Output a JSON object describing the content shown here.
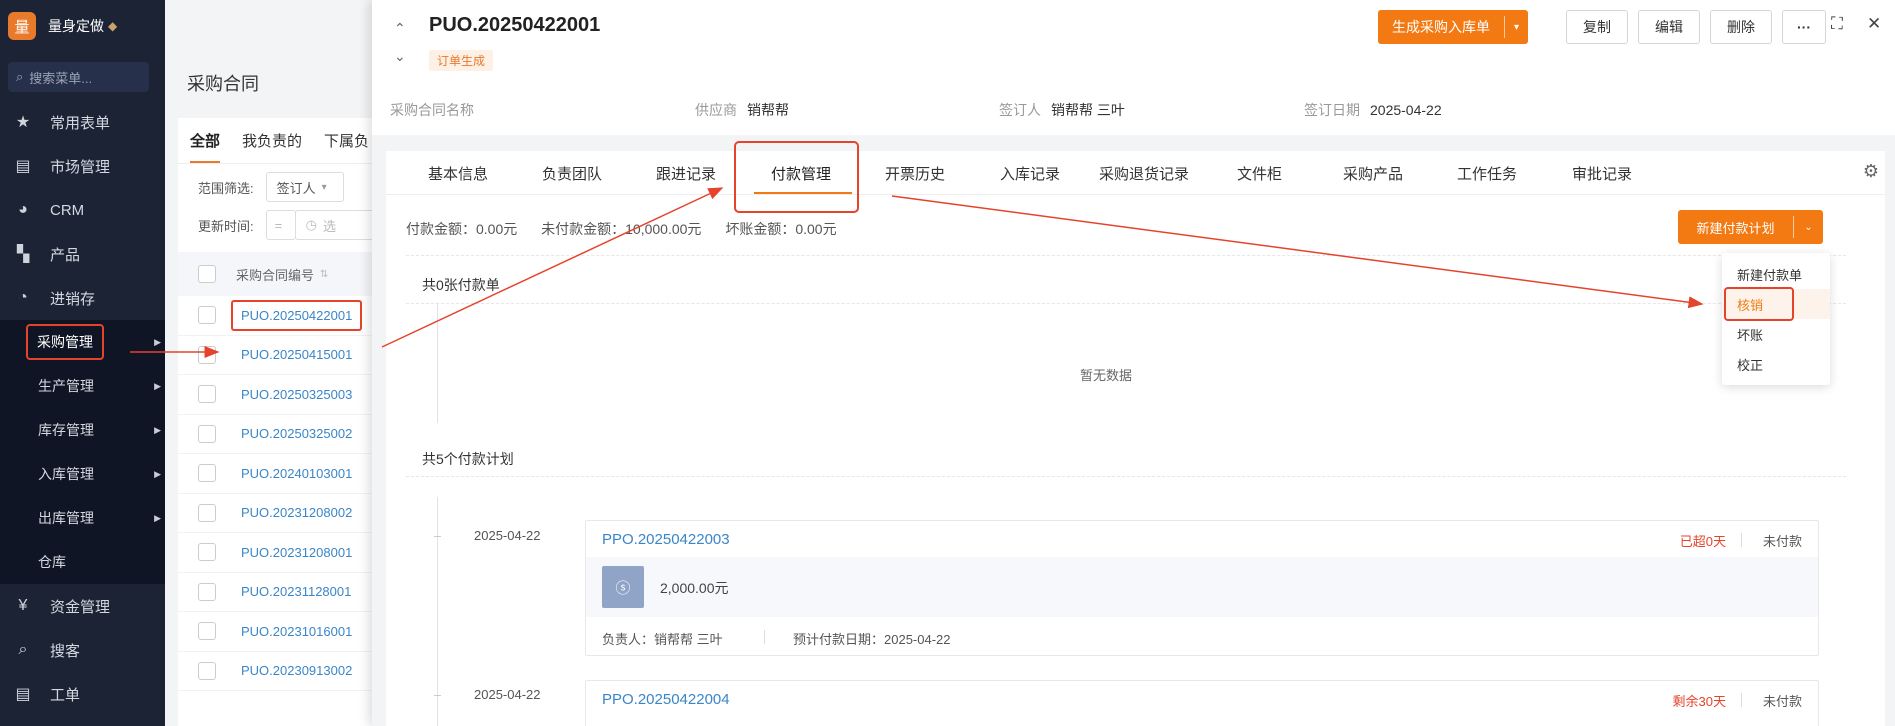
{
  "brand": {
    "logo_char": "量",
    "name": "量身定做"
  },
  "sidebar": {
    "search_placeholder": "搜索菜单...",
    "items": [
      {
        "label": "常用表单",
        "icon": "star-icon"
      },
      {
        "label": "市场管理",
        "icon": "clipboard-icon"
      },
      {
        "label": "CRM",
        "icon": "pie-icon"
      },
      {
        "label": "产品",
        "icon": "blocks-icon"
      },
      {
        "label": "进销存",
        "icon": "dashboard-icon"
      }
    ],
    "sub_items": [
      {
        "label": "采购管理",
        "has_arrow": true
      },
      {
        "label": "生产管理",
        "has_arrow": true
      },
      {
        "label": "库存管理",
        "has_arrow": true
      },
      {
        "label": "入库管理",
        "has_arrow": true
      },
      {
        "label": "出库管理",
        "has_arrow": true
      },
      {
        "label": "仓库",
        "has_arrow": false
      }
    ],
    "bottom_items": [
      {
        "label": "资金管理",
        "icon": "money-icon"
      },
      {
        "label": "搜客",
        "icon": "search-icon"
      },
      {
        "label": "工单",
        "icon": "clipboard-icon"
      }
    ]
  },
  "list_page": {
    "title": "采购合同",
    "tabs": [
      "全部",
      "我负责的",
      "下属负"
    ],
    "filter_label": "范围筛选:",
    "filter_value": "签订人",
    "time_label": "更新时间:",
    "date_placeholder": "选",
    "column_header": "采购合同编号",
    "rows": [
      "PUO.20250422001",
      "PUO.20250415001",
      "PUO.20250325003",
      "PUO.20250325002",
      "PUO.20240103001",
      "PUO.20231208002",
      "PUO.20231208001",
      "PUO.20231128001",
      "PUO.20231016001",
      "PUO.20230913002"
    ]
  },
  "detail": {
    "code": "PUO.20250422001",
    "status": "订单生成",
    "buttons": {
      "primary": "生成采购入库单",
      "copy": "复制",
      "edit": "编辑",
      "delete": "删除",
      "more": "···"
    },
    "info": {
      "contract_name_label": "采购合同名称",
      "contract_name_value": "",
      "supplier_label": "供应商",
      "supplier_value": "销帮帮",
      "signer_label": "签订人",
      "signer_value": "销帮帮 三叶",
      "date_label": "签订日期",
      "date_value": "2025-04-22"
    },
    "tabs": [
      "基本信息",
      "负责团队",
      "跟进记录",
      "付款管理",
      "开票历史",
      "入库记录",
      "采购退货记录",
      "文件柜",
      "采购产品",
      "工作任务",
      "审批记录"
    ],
    "summary": {
      "paid": "付款金额：0.00元",
      "unpaid": "未付款金额：10,000.00元",
      "bad_debt": "坏账金额：0.00元"
    },
    "new_plan_button": "新建付款计划",
    "dropdown": [
      "新建付款单",
      "核销",
      "坏账",
      "校正"
    ],
    "payments_title": "共0张付款单",
    "empty_text": "暂无数据",
    "plans_title": "共5个付款计划",
    "plans": [
      {
        "date": "2025-04-22",
        "code": "PPO.20250422003",
        "overdue": "已超0天",
        "state": "未付款",
        "amount": "2,000.00元",
        "owner": "负责人：销帮帮 三叶",
        "expected": "预计付款日期：2025-04-22"
      },
      {
        "date": "2025-04-22",
        "code": "PPO.20250422004",
        "overdue": "剩余30天",
        "state": "未付款"
      }
    ]
  },
  "colors": {
    "accent": "#f37a13",
    "annotation": "#e5432b",
    "link": "#3a86c8",
    "sidebar": "#1b2335"
  }
}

= = =

STATED GOAL
Copy out the listing exactly as it stands, but not the pictures.

EXERCISE SOLUTION
Output a JSON object describing the content shown here.
{
  "brand": {
    "logo_char": "量",
    "name": "量身定做"
  },
  "sidebar": {
    "search_placeholder": "搜索菜单...",
    "items": [
      {
        "label": "常用表单",
        "icon": "star-icon"
      },
      {
        "label": "市场管理",
        "icon": "clipboard-icon"
      },
      {
        "label": "CRM",
        "icon": "pie-icon"
      },
      {
        "label": "产品",
        "icon": "blocks-icon"
      },
      {
        "label": "进销存",
        "icon": "dashboard-icon"
      }
    ],
    "sub_items": [
      {
        "label": "采购管理",
        "has_arrow": true
      },
      {
        "label": "生产管理",
        "has_arrow": true
      },
      {
        "label": "库存管理",
        "has_arrow": true
      },
      {
        "label": "入库管理",
        "has_arrow": true
      },
      {
        "label": "出库管理",
        "has_arrow": true
      },
      {
        "label": "仓库",
        "has_arrow": false
      }
    ],
    "bottom_items": [
      {
        "label": "资金管理",
        "icon": "money-icon"
      },
      {
        "label": "搜客",
        "icon": "search-icon"
      },
      {
        "label": "工单",
        "icon": "clipboard-icon"
      }
    ]
  },
  "list_page": {
    "title": "采购合同",
    "tabs": [
      "全部",
      "我负责的",
      "下属负"
    ],
    "filter_label": "范围筛选:",
    "filter_value": "签订人",
    "time_label": "更新时间:",
    "date_placeholder": "选",
    "column_header": "采购合同编号",
    "rows": [
      "PUO.20250422001",
      "PUO.20250415001",
      "PUO.20250325003",
      "PUO.20250325002",
      "PUO.20240103001",
      "PUO.20231208002",
      "PUO.20231208001",
      "PUO.20231128001",
      "PUO.20231016001",
      "PUO.20230913002"
    ]
  },
  "detail": {
    "code": "PUO.20250422001",
    "status": "订单生成",
    "buttons": {
      "primary": "生成采购入库单",
      "copy": "复制",
      "edit": "编辑",
      "delete": "删除",
      "more": "···"
    },
    "info": {
      "contract_name_label": "采购合同名称",
      "contract_name_value": "",
      "supplier_label": "供应商",
      "supplier_value": "销帮帮",
      "signer_label": "签订人",
      "signer_value": "销帮帮 三叶",
      "date_label": "签订日期",
      "date_value": "2025-04-22"
    },
    "tabs": [
      "基本信息",
      "负责团队",
      "跟进记录",
      "付款管理",
      "开票历史",
      "入库记录",
      "采购退货记录",
      "文件柜",
      "采购产品",
      "工作任务",
      "审批记录"
    ],
    "summary": {
      "paid": "付款金额：0.00元",
      "unpaid": "未付款金额：10,000.00元",
      "bad_debt": "坏账金额：0.00元"
    },
    "new_plan_button": "新建付款计划",
    "dropdown": [
      "新建付款单",
      "核销",
      "坏账",
      "校正"
    ],
    "payments_title": "共0张付款单",
    "empty_text": "暂无数据",
    "plans_title": "共5个付款计划",
    "plans": [
      {
        "date": "2025-04-22",
        "code": "PPO.20250422003",
        "overdue": "已超0天",
        "state": "未付款",
        "amount": "2,000.00元",
        "owner": "负责人：销帮帮 三叶",
        "expected": "预计付款日期：2025-04-22"
      },
      {
        "date": "2025-04-22",
        "code": "PPO.20250422004",
        "overdue": "剩余30天",
        "state": "未付款"
      }
    ]
  },
  "colors": {
    "accent": "#f37a13",
    "annotation": "#e5432b",
    "link": "#3a86c8",
    "sidebar": "#1b2335"
  }
}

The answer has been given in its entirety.